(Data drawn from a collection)
────────

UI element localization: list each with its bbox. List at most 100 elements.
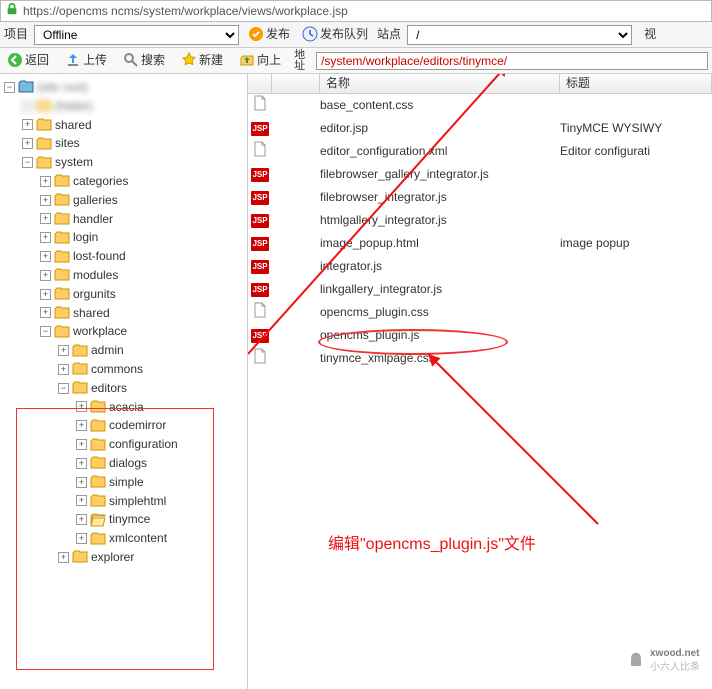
tree-node-blurred[interactable]: +(folder) xyxy=(22,97,245,116)
file-title: Editor configurati xyxy=(560,143,712,160)
back-icon xyxy=(7,52,23,68)
address-field-wrap: 地址 xyxy=(294,50,708,72)
file-row[interactable]: JSP image_popup.htmlimage popup xyxy=(248,232,712,255)
tree-node-configuration[interactable]: +configuration xyxy=(76,435,245,454)
file-name: base_content.css xyxy=(320,97,560,114)
file-title: image popup xyxy=(560,235,712,252)
list-body: base_content.css JSP editor.jspTinyMCE WYS… xyxy=(248,94,712,370)
file-row[interactable]: base_content.css xyxy=(248,94,712,117)
tree-node-orgunits[interactable]: +orgunits xyxy=(40,285,245,304)
tree-node-shared[interactable]: +shared xyxy=(40,304,245,323)
tree-node-admin[interactable]: +admin xyxy=(58,341,245,360)
tree-node-commons[interactable]: +commons xyxy=(58,360,245,379)
file-icon xyxy=(252,141,268,162)
back-button[interactable]: 返回 xyxy=(4,50,52,71)
file-row[interactable]: JSPlinkgallery_integrator.js xyxy=(248,278,712,301)
view-label: 视 xyxy=(638,24,662,45)
tree-node-xmlcontent[interactable]: +xmlcontent xyxy=(76,529,245,548)
project-label: 项目 xyxy=(4,26,28,43)
file-name: htmlgallery_integrator.js xyxy=(320,212,560,229)
up-button[interactable]: 向上 xyxy=(236,50,284,71)
tree-root[interactable]: − (site root) xyxy=(4,78,245,97)
tree-node-modules[interactable]: +modules xyxy=(40,266,245,285)
jsp-icon: JSP xyxy=(251,168,269,182)
file-row[interactable]: JSPopencms_plugin.js xyxy=(248,324,712,347)
tree-node-codemirror[interactable]: +codemirror xyxy=(76,416,245,435)
file-list-pane: 名称 标题 base_content.css JSP editor.jspTinyM… xyxy=(248,74,712,689)
list-header: 名称 标题 xyxy=(248,74,712,94)
tree-node-lost-found[interactable]: +lost-found xyxy=(40,247,245,266)
col-name[interactable]: 名称 xyxy=(320,74,560,93)
browser-url-bar: https://opencms ncms/system/workplace/vi… xyxy=(0,0,712,22)
tree-node-handler[interactable]: +handler xyxy=(40,210,245,229)
col-icon[interactable] xyxy=(248,74,272,93)
tree-node-system[interactable]: −system xyxy=(22,153,245,172)
explorer-toolbar: 返回 上传 搜索 新建 向上 地址 xyxy=(0,48,712,74)
address-input[interactable] xyxy=(316,52,708,70)
arrow-to-file xyxy=(368,344,628,544)
project-select[interactable]: Offline xyxy=(34,25,239,45)
site-label: 站点 xyxy=(377,26,401,43)
tree-node-galleries[interactable]: +galleries xyxy=(40,191,245,210)
col-title[interactable]: 标题 xyxy=(560,74,712,93)
publish-icon xyxy=(248,26,264,42)
file-name: editor.jsp xyxy=(320,120,560,137)
project-site-bar: 项目 Offline 发布 发布队列 站点 / 视 xyxy=(0,22,712,48)
file-row[interactable]: JSP htmlgallery_integrator.js xyxy=(248,209,712,232)
jsp-icon: JSP xyxy=(251,260,269,274)
upload-icon xyxy=(65,52,81,68)
file-title: TinyMCE WYSIWY xyxy=(560,120,712,137)
jsp-icon: JSP xyxy=(251,122,269,136)
file-row[interactable]: JSPintegrator.js xyxy=(248,255,712,278)
file-name: opencms_plugin.css xyxy=(320,304,560,321)
tree-node-explorer[interactable]: +explorer xyxy=(58,548,245,567)
publish-queue-button[interactable]: 发布队列 xyxy=(299,24,371,45)
url-text: https://opencms ncms/system/workplace/vi… xyxy=(23,3,707,20)
jsp-icon: JSP xyxy=(251,214,269,228)
file-row[interactable]: editor_configuration.xmlEditor configura… xyxy=(248,140,712,163)
tree-node-shared[interactable]: +shared xyxy=(22,116,245,135)
file-name: filebrowser_integrator.js xyxy=(320,189,560,206)
publish-button[interactable]: 发布 xyxy=(245,24,293,45)
file-name: image_popup.html xyxy=(320,235,560,252)
file-name: editor_configuration.xml xyxy=(320,143,560,160)
jsp-icon: JSP xyxy=(251,283,269,297)
folder-tree[interactable]: − (site root) +(folder) +shared +sites −… xyxy=(2,78,245,567)
new-icon xyxy=(181,52,197,68)
file-icon xyxy=(252,95,268,116)
search-icon xyxy=(123,52,139,68)
new-button[interactable]: 新建 xyxy=(178,50,226,71)
lock-icon xyxy=(5,2,19,21)
file-row[interactable]: tinymce_xmlpage.css xyxy=(248,347,712,370)
address-label: 地址 xyxy=(294,50,312,72)
tree-node-workplace[interactable]: −workplace xyxy=(40,322,245,341)
tree-node-dialogs[interactable]: +dialogs xyxy=(76,454,245,473)
file-row[interactable]: JSP filebrowser_gallery_integrator.js xyxy=(248,163,712,186)
tree-node-editors[interactable]: −editors xyxy=(58,379,245,398)
tree-node-simple[interactable]: +simple xyxy=(76,473,245,492)
search-button[interactable]: 搜索 xyxy=(120,50,168,71)
tree-node-acacia[interactable]: +acacia xyxy=(76,398,245,417)
file-name: filebrowser_gallery_integrator.js xyxy=(320,166,560,183)
tree-node-categories[interactable]: +categories xyxy=(40,172,245,191)
col-spacer[interactable] xyxy=(272,74,320,93)
main-area: − (site root) +(folder) +shared +sites −… xyxy=(0,74,712,689)
android-icon xyxy=(626,651,646,671)
site-select[interactable]: / xyxy=(407,25,632,45)
upload-button[interactable]: 上传 xyxy=(62,50,110,71)
tree-node-tinymce[interactable]: +tinymce xyxy=(76,510,245,529)
annotation-text: 编辑"opencms_plugin.js"文件 xyxy=(328,534,536,556)
file-row[interactable]: JSP editor.jspTinyMCE WYSIWY xyxy=(248,117,712,140)
tree-pane: − (site root) +(folder) +shared +sites −… xyxy=(0,74,248,689)
watermark: xwood.net 小六人比条 xyxy=(626,647,700,675)
file-row[interactable]: opencms_plugin.css xyxy=(248,301,712,324)
file-icon xyxy=(252,348,268,369)
file-row[interactable]: JSP filebrowser_integrator.js xyxy=(248,186,712,209)
jsp-icon: JSP xyxy=(251,237,269,251)
file-name: tinymce_xmlpage.css xyxy=(320,350,560,367)
up-icon xyxy=(239,52,255,68)
tree-node-sites[interactable]: +sites xyxy=(22,134,245,153)
tree-node-simplehtml[interactable]: +simplehtml xyxy=(76,492,245,511)
jsp-icon: JSP xyxy=(251,191,269,205)
tree-node-login[interactable]: +login xyxy=(40,228,245,247)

────────

THE PROBLEM: Copy every one of the lines above word for word, leaving out the pictures.

TASK RESULT:
UI element localization: list each with its bbox. List at most 100 elements.
tree-node-blurred[interactable]: +(folder) xyxy=(22,97,245,116)
file-title: Editor configurati xyxy=(560,143,712,160)
back-icon xyxy=(7,52,23,68)
address-field-wrap: 地址 xyxy=(294,50,708,72)
file-row[interactable]: JSP image_popup.htmlimage popup xyxy=(248,232,712,255)
tree-node-configuration[interactable]: +configuration xyxy=(76,435,245,454)
file-name: base_content.css xyxy=(320,97,560,114)
file-title: image popup xyxy=(560,235,712,252)
list-body: base_content.css JSP editor.jspTinyMCE WYS… xyxy=(248,94,712,370)
file-row[interactable]: base_content.css xyxy=(248,94,712,117)
tree-node-orgunits[interactable]: +orgunits xyxy=(40,285,245,304)
tree-node-shared[interactable]: +shared xyxy=(40,304,245,323)
tree-node-admin[interactable]: +admin xyxy=(58,341,245,360)
tree-node-commons[interactable]: +commons xyxy=(58,360,245,379)
file-icon xyxy=(252,141,268,162)
back-button[interactable]: 返回 xyxy=(4,50,52,71)
file-row[interactable]: JSPlinkgallery_integrator.js xyxy=(248,278,712,301)
view-label: 视 xyxy=(638,24,662,45)
tree-node-xmlcontent[interactable]: +xmlcontent xyxy=(76,529,245,548)
project-label: 项目 xyxy=(4,26,28,43)
file-name: htmlgallery_integrator.js xyxy=(320,212,560,229)
up-button[interactable]: 向上 xyxy=(236,50,284,71)
tree-root[interactable]: − (site root) xyxy=(4,78,245,97)
tree-node-modules[interactable]: +modules xyxy=(40,266,245,285)
jsp-icon: JSP xyxy=(251,168,269,182)
file-row[interactable]: JSPopencms_plugin.js xyxy=(248,324,712,347)
tree-node-codemirror[interactable]: +codemirror xyxy=(76,416,245,435)
file-list-pane: 名称 标题 base_content.css JSP editor.jspTinyM… xyxy=(248,74,712,689)
list-header: 名称 标题 xyxy=(248,74,712,94)
tree-node-lost-found[interactable]: +lost-found xyxy=(40,247,245,266)
col-name[interactable]: 名称 xyxy=(320,74,560,93)
browser-url-bar: https://opencms ncms/system/workplace/vi… xyxy=(0,0,712,22)
tree-node-handler[interactable]: +handler xyxy=(40,210,245,229)
col-icon[interactable] xyxy=(248,74,272,93)
tree-node-system[interactable]: −system xyxy=(22,153,245,172)
explorer-toolbar: 返回 上传 搜索 新建 向上 地址 xyxy=(0,48,712,74)
address-input[interactable] xyxy=(316,52,708,70)
arrow-to-file xyxy=(368,344,628,544)
project-select[interactable]: Offline xyxy=(34,25,239,45)
site-label: 站点 xyxy=(377,26,401,43)
tree-node-galleries[interactable]: +galleries xyxy=(40,191,245,210)
col-title[interactable]: 标题 xyxy=(560,74,712,93)
publish-icon xyxy=(248,26,264,42)
file-name: editor.jsp xyxy=(320,120,560,137)
project-site-bar: 项目 Offline 发布 发布队列 站点 / 视 xyxy=(0,22,712,48)
file-row[interactable]: JSP htmlgallery_integrator.js xyxy=(248,209,712,232)
jsp-icon: JSP xyxy=(251,260,269,274)
upload-icon xyxy=(65,52,81,68)
file-title: TinyMCE WYSIWY xyxy=(560,120,712,137)
jsp-icon: JSP xyxy=(251,122,269,136)
file-row[interactable]: JSPintegrator.js xyxy=(248,255,712,278)
file-name: opencms_plugin.css xyxy=(320,304,560,321)
tree-node-explorer[interactable]: +explorer xyxy=(58,548,245,567)
publish-queue-button[interactable]: 发布队列 xyxy=(299,24,371,45)
url-text: https://opencms ncms/system/workplace/vi… xyxy=(23,3,707,20)
jsp-icon: JSP xyxy=(251,214,269,228)
file-row[interactable]: editor_configuration.xmlEditor configura… xyxy=(248,140,712,163)
tree-node-shared[interactable]: +shared xyxy=(22,116,245,135)
file-name: filebrowser_integrator.js xyxy=(320,189,560,206)
publish-button[interactable]: 发布 xyxy=(245,24,293,45)
file-name: image_popup.html xyxy=(320,235,560,252)
file-name: editor_configuration.xml xyxy=(320,143,560,160)
jsp-icon: JSP xyxy=(251,283,269,297)
folder-tree[interactable]: − (site root) +(folder) +shared +sites −… xyxy=(2,78,245,567)
new-icon xyxy=(181,52,197,68)
file-icon xyxy=(252,95,268,116)
search-icon xyxy=(123,52,139,68)
new-button[interactable]: 新建 xyxy=(178,50,226,71)
lock-icon xyxy=(5,2,19,21)
file-row[interactable]: tinymce_xmlpage.css xyxy=(248,347,712,370)
address-label: 地址 xyxy=(294,50,312,72)
tree-node-workplace[interactable]: −workplace xyxy=(40,322,245,341)
tree-node-dialogs[interactable]: +dialogs xyxy=(76,454,245,473)
file-row[interactable]: JSP filebrowser_gallery_integrator.js xyxy=(248,163,712,186)
tree-node-editors[interactable]: −editors xyxy=(58,379,245,398)
tree-node-simple[interactable]: +simple xyxy=(76,473,245,492)
search-button[interactable]: 搜索 xyxy=(120,50,168,71)
tree-node-acacia[interactable]: +acacia xyxy=(76,398,245,417)
file-name: filebrowser_gallery_integrator.js xyxy=(320,166,560,183)
tree-node-categories[interactable]: +categories xyxy=(40,172,245,191)
col-spacer[interactable] xyxy=(272,74,320,93)
main-area: − (site root) +(folder) +shared +sites −… xyxy=(0,74,712,689)
android-icon xyxy=(626,651,646,671)
site-select[interactable]: / xyxy=(407,25,632,45)
upload-button[interactable]: 上传 xyxy=(62,50,110,71)
tree-node-tinymce[interactable]: +tinymce xyxy=(76,510,245,529)
annotation-text: 编辑"opencms_plugin.js"文件 xyxy=(328,534,536,556)
file-row[interactable]: JSP editor.jspTinyMCE WYSIWY xyxy=(248,117,712,140)
tree-pane: − (site root) +(folder) +shared +sites −… xyxy=(0,74,248,689)
watermark: xwood.net 小六人比条 xyxy=(626,647,700,675)
file-row[interactable]: opencms_plugin.css xyxy=(248,301,712,324)
file-icon xyxy=(252,348,268,369)
file-row[interactable]: JSP filebrowser_integrator.js xyxy=(248,186,712,209)
jsp-icon: JSP xyxy=(251,237,269,251)
file-name: tinymce_xmlpage.css xyxy=(320,350,560,367)
up-icon xyxy=(239,52,255,68)
tree-node-sites[interactable]: +sites xyxy=(22,134,245,153)
tree-node-simplehtml[interactable]: +simplehtml xyxy=(76,492,245,511)
jsp-icon: JSP xyxy=(251,191,269,205)
tree-node-login[interactable]: +login xyxy=(40,228,245,247)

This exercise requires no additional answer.